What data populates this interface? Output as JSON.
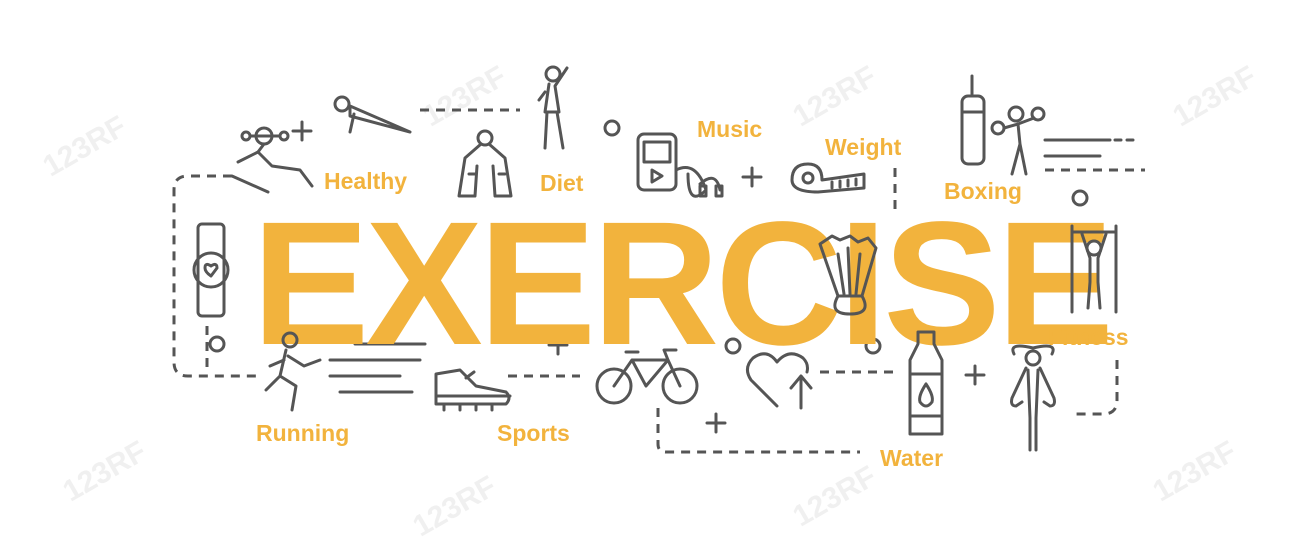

###

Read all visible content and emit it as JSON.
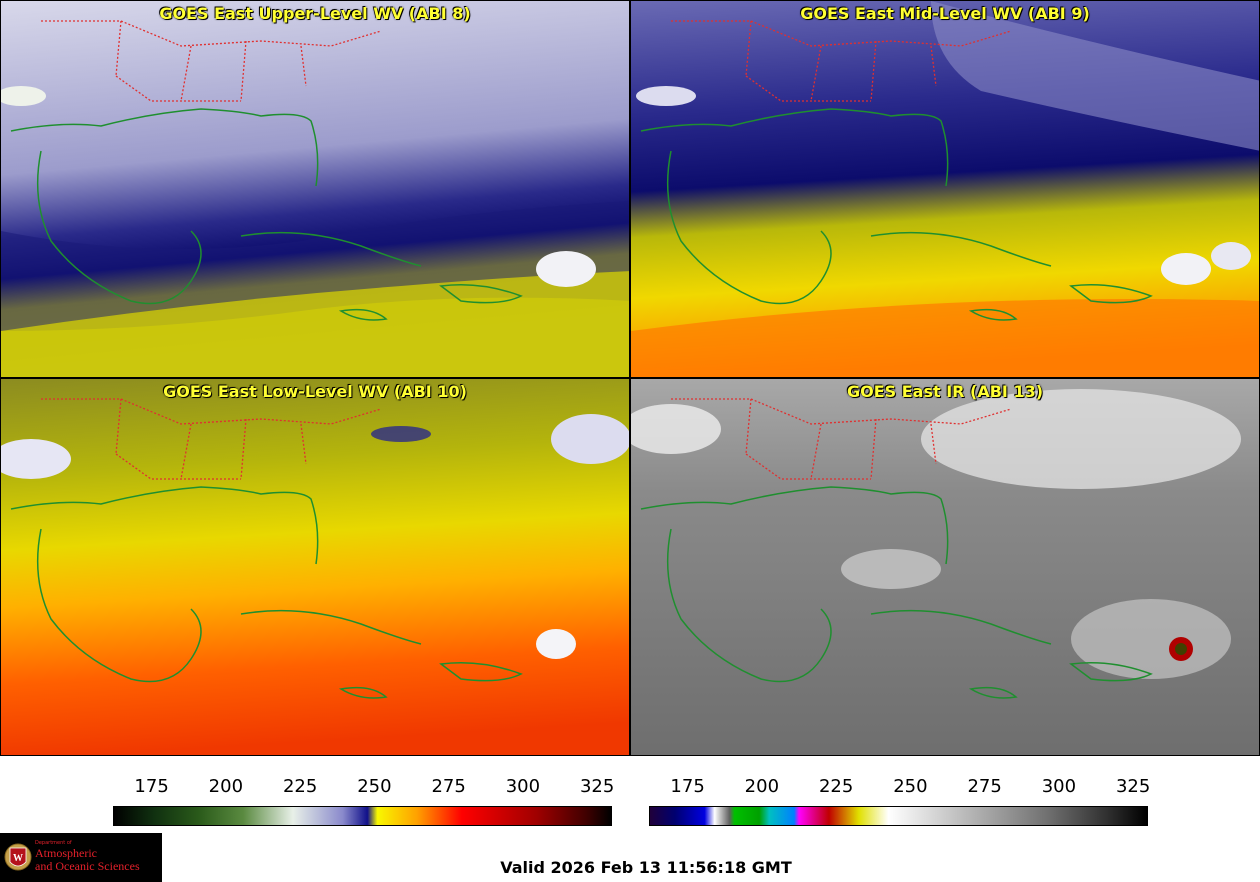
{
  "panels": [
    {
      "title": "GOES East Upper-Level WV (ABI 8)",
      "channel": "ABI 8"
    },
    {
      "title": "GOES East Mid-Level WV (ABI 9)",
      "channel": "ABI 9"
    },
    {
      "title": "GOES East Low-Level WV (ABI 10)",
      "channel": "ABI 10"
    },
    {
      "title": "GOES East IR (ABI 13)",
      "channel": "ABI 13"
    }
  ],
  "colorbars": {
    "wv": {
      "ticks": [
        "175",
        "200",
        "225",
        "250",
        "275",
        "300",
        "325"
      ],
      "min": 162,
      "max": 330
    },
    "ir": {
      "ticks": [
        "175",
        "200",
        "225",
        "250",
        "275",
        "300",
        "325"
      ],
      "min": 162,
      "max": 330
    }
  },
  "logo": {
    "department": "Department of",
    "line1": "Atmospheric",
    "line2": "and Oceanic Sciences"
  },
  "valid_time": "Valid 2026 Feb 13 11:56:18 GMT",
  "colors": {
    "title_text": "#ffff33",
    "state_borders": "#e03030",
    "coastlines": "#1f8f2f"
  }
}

###

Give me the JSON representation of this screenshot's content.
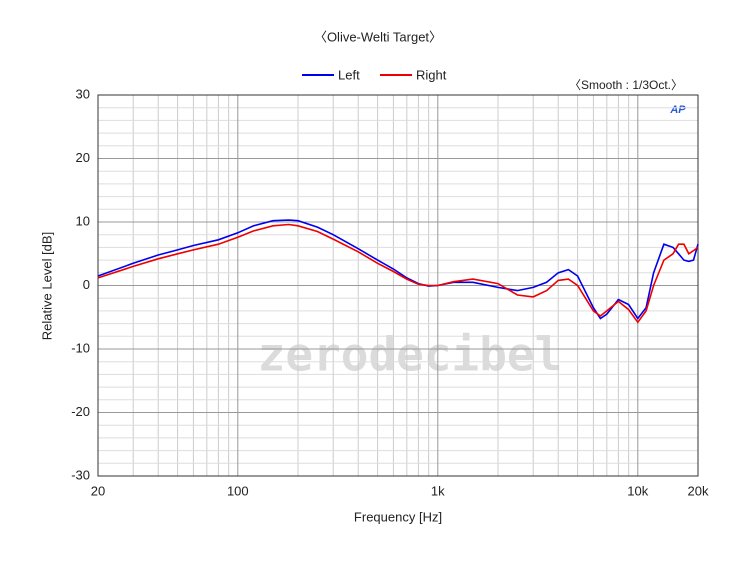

###

§ Problem details
Check each line of these records for the string "this" and state only how many lines have it.

§ Reply to the task
2